[A block of data]
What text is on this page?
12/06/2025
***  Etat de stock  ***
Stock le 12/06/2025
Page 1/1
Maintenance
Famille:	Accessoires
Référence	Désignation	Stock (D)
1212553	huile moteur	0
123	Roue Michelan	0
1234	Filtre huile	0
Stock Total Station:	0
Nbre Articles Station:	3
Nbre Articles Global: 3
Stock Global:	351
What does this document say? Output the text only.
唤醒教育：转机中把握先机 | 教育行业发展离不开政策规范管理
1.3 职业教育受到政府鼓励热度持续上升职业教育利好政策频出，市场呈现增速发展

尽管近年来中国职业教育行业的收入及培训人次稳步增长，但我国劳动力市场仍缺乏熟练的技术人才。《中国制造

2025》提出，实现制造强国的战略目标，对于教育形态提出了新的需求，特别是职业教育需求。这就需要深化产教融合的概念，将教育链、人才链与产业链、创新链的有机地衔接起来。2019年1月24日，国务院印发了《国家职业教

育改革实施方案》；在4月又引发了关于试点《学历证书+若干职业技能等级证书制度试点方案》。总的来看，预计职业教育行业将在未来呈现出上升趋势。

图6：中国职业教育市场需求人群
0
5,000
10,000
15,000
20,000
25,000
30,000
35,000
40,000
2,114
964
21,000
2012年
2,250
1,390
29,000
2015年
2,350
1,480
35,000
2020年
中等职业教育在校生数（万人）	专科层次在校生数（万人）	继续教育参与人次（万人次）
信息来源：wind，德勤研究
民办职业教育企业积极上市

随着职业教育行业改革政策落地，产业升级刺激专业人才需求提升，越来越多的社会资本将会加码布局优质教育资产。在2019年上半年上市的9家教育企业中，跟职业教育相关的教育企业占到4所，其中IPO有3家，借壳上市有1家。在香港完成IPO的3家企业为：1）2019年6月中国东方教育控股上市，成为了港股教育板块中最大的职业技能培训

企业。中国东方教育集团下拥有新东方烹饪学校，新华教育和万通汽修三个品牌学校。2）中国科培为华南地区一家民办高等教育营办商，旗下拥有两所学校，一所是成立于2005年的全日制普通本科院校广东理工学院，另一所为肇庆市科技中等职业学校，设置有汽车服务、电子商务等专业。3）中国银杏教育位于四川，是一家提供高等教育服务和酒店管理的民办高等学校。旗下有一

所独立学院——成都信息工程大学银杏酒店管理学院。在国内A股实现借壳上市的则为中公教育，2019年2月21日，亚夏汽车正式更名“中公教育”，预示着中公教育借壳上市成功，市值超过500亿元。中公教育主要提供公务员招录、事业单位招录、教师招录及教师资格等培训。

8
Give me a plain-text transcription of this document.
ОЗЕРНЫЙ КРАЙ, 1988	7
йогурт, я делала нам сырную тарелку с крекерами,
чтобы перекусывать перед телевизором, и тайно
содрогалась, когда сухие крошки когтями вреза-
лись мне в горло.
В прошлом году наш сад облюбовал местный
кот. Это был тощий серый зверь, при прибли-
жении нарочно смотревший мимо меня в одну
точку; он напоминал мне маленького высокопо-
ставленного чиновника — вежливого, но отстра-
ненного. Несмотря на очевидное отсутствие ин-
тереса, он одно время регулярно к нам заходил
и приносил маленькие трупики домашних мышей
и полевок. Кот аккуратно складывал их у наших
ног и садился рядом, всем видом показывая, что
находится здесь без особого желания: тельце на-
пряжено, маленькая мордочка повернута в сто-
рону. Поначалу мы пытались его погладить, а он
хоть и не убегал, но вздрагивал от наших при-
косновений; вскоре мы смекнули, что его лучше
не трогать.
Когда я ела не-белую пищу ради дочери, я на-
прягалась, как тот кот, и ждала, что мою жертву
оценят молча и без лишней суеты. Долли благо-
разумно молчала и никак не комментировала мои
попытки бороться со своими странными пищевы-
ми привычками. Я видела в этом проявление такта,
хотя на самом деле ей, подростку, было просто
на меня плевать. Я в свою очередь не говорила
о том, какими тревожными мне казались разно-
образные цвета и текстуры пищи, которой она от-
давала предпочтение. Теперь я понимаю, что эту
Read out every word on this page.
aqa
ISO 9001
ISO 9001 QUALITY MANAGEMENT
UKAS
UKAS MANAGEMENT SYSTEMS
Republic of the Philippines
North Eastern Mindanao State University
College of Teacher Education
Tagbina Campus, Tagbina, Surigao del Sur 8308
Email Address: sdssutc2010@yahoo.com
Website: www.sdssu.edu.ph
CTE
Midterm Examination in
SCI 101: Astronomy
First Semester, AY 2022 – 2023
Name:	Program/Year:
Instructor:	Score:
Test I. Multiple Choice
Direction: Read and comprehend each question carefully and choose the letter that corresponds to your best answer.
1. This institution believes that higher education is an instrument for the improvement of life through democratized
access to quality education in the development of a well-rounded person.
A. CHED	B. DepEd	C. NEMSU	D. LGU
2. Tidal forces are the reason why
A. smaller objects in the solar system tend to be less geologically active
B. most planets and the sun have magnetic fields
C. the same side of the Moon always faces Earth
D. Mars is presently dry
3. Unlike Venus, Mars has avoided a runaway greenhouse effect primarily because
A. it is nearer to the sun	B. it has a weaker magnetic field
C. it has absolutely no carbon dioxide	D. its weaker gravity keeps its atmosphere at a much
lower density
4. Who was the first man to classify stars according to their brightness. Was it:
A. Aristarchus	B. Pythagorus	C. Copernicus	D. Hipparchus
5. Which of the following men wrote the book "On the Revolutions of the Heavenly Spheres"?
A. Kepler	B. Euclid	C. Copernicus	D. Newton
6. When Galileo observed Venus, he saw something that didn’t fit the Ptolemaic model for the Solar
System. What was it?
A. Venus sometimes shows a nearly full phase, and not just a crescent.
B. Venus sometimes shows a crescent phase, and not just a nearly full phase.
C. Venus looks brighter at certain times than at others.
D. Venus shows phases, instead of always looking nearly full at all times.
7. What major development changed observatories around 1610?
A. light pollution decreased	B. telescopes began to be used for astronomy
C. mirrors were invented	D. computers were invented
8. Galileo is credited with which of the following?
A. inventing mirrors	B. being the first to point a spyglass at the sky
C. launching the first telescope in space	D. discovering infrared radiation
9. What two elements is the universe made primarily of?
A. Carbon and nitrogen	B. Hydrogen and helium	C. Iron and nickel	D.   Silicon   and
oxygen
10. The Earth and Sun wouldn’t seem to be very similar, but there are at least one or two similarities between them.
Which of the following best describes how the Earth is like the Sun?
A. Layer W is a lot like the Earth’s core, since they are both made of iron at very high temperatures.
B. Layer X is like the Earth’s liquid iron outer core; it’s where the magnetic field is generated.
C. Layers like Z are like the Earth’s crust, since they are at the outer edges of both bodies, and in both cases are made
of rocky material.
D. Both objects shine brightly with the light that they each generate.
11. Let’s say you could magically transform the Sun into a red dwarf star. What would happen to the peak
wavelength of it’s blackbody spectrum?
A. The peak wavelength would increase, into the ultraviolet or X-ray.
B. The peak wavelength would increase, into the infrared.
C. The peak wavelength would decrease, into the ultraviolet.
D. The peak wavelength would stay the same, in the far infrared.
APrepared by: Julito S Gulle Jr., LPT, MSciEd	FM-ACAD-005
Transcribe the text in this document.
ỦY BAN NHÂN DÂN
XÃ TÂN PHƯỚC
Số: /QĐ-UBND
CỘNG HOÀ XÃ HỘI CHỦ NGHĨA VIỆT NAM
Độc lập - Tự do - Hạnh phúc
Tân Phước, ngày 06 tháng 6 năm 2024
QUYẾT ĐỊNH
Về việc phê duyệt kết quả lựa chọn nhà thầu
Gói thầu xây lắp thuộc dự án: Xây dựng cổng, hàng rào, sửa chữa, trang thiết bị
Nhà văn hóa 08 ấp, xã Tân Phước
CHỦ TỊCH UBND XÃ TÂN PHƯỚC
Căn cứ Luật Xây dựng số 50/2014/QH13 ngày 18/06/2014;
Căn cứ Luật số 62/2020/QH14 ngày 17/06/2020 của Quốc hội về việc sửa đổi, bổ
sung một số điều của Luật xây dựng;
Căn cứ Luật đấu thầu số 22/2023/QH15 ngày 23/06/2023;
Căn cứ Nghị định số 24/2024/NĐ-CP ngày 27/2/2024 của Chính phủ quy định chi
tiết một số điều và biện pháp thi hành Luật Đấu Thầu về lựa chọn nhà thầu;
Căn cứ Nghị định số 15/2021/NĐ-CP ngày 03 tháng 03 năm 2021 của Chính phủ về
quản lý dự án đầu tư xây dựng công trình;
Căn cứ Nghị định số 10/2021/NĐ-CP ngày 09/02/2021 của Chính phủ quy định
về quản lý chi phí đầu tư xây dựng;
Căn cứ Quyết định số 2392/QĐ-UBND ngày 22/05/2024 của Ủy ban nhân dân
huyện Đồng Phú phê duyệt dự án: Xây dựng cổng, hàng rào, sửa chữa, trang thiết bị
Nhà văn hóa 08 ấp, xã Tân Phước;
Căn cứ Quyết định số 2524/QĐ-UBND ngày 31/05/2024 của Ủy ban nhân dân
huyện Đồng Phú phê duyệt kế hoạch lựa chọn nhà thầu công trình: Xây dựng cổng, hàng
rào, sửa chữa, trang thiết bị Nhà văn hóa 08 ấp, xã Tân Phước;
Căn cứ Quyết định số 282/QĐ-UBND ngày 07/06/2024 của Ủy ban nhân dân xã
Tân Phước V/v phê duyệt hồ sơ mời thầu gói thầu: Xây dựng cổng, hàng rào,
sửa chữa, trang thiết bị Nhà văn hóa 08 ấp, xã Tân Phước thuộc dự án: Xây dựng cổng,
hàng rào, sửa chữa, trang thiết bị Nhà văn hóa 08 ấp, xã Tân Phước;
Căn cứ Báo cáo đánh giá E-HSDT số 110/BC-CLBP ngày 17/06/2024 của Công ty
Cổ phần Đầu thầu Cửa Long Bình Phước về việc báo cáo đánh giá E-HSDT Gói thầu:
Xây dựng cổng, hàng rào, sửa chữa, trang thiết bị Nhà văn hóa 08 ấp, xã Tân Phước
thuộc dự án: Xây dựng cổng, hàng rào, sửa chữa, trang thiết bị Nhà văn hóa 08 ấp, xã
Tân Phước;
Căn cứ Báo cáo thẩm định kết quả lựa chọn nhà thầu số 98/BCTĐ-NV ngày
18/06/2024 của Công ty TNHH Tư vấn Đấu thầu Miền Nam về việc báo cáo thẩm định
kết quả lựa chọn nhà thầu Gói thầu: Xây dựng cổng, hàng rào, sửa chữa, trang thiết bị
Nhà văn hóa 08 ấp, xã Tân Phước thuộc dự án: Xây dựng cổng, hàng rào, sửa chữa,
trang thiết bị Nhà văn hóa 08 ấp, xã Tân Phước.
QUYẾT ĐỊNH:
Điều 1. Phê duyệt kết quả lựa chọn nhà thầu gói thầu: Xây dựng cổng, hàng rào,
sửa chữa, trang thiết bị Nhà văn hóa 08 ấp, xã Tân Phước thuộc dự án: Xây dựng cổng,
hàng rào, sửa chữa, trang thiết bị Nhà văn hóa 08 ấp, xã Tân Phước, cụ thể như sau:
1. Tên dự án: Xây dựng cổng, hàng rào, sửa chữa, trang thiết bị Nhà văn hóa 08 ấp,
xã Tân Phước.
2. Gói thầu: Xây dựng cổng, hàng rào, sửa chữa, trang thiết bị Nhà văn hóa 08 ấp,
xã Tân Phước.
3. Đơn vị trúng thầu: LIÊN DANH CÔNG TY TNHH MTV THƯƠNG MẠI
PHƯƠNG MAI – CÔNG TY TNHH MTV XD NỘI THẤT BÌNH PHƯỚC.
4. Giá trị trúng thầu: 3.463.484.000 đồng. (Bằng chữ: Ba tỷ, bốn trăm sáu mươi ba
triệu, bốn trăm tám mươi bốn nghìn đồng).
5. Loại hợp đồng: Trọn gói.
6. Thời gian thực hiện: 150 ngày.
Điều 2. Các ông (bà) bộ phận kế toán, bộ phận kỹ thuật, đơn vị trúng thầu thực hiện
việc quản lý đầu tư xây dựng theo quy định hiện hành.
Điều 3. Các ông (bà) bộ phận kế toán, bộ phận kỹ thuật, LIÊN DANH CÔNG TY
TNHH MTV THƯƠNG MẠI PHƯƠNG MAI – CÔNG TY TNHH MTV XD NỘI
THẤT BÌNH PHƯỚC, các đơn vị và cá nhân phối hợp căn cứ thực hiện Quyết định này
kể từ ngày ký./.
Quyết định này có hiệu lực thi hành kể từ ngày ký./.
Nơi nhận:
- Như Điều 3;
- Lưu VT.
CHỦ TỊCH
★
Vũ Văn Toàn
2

» GOAL: Isolate each line of the listing above that includes "with". Copy it.

» WRITTEN REPLY:
8. Galileo is credited with which of the following?
D. Both objects shine brightly with the light that they each generate.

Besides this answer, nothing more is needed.